→ WHAT IS REQUIRED
Copy out the entries exactly, from the first line to the last.

Segment Open

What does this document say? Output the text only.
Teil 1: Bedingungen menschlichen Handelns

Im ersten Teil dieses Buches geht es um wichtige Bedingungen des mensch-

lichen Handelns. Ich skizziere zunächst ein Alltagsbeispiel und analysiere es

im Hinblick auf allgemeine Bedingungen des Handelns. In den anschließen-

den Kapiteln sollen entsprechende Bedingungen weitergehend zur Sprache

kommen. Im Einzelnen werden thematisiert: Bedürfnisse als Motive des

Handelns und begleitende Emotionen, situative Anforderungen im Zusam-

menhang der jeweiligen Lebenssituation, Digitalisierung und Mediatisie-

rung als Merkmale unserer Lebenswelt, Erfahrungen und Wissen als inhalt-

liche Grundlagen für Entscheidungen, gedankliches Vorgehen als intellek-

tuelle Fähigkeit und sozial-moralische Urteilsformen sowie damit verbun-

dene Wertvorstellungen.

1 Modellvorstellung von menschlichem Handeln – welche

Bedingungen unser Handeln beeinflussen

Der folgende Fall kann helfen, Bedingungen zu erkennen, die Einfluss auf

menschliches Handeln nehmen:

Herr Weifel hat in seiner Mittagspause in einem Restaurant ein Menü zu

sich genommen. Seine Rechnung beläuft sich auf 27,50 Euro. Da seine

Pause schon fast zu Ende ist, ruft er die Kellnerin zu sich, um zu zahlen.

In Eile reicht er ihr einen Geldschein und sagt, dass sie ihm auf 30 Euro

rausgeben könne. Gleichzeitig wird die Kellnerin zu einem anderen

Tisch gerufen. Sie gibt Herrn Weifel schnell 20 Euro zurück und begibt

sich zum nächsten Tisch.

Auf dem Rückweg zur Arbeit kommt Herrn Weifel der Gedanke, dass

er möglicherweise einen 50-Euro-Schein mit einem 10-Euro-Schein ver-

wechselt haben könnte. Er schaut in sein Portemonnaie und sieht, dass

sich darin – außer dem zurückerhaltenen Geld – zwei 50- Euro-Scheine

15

Segment Closed

→ REPLY
What does this document say? Output the text only.
Teil 1: Bedingungen menschlichen Handelns

Im ersten Teil dieses Buches geht es um wichtige Bedingungen des mensch-

lichen Handelns. Ich skizziere zunächst ein Alltagsbeispiel und analysiere es

im Hinblick auf allgemeine Bedingungen des Handelns. In den anschließen-

den Kapiteln sollen entsprechende Bedingungen weitergehend zur Sprache

kommen. Im Einzelnen werden thematisiert: Bedürfnisse als Motive des

Handelns und begleitende Emotionen, situative Anforderungen im Zusam-

menhang der jeweiligen Lebenssituation, Digitalisierung und Mediatisie-

rung als Merkmale unserer Lebenswelt, Erfahrungen und Wissen als inhalt-

liche Grundlagen für Entscheidungen, gedankliches Vorgehen als intellek-

tuelle Fähigkeit und sozial-moralische Urteilsformen sowie damit verbun-

dene Wertvorstellungen.

1 Modellvorstellung von menschlichem Handeln – welche

Bedingungen unser Handeln beeinflussen

Der folgende Fall kann helfen, Bedingungen zu erkennen, die Einfluss auf

menschliches Handeln nehmen:

Herr Weifel hat in seiner Mittagspause in einem Restaurant ein Menü zu

sich genommen. Seine Rechnung beläuft sich auf 27,50 Euro. Da seine

Pause schon fast zu Ende ist, ruft er die Kellnerin zu sich, um zu zahlen.

In Eile reicht er ihr einen Geldschein und sagt, dass sie ihm auf 30 Euro

rausgeben könne. Gleichzeitig wird die Kellnerin zu einem anderen

Tisch gerufen. Sie gibt Herrn Weifel schnell 20 Euro zurück und begibt

sich zum nächsten Tisch.

Auf dem Rückweg zur Arbeit kommt Herrn Weifel der Gedanke, dass

er möglicherweise einen 50-Euro-Schein mit einem 10-Euro-Schein ver-

wechselt haben könnte. Er schaut in sein Portemonnaie und sieht, dass

sich darin – außer dem zurückerhaltenen Geld – zwei 50- Euro-Scheine

15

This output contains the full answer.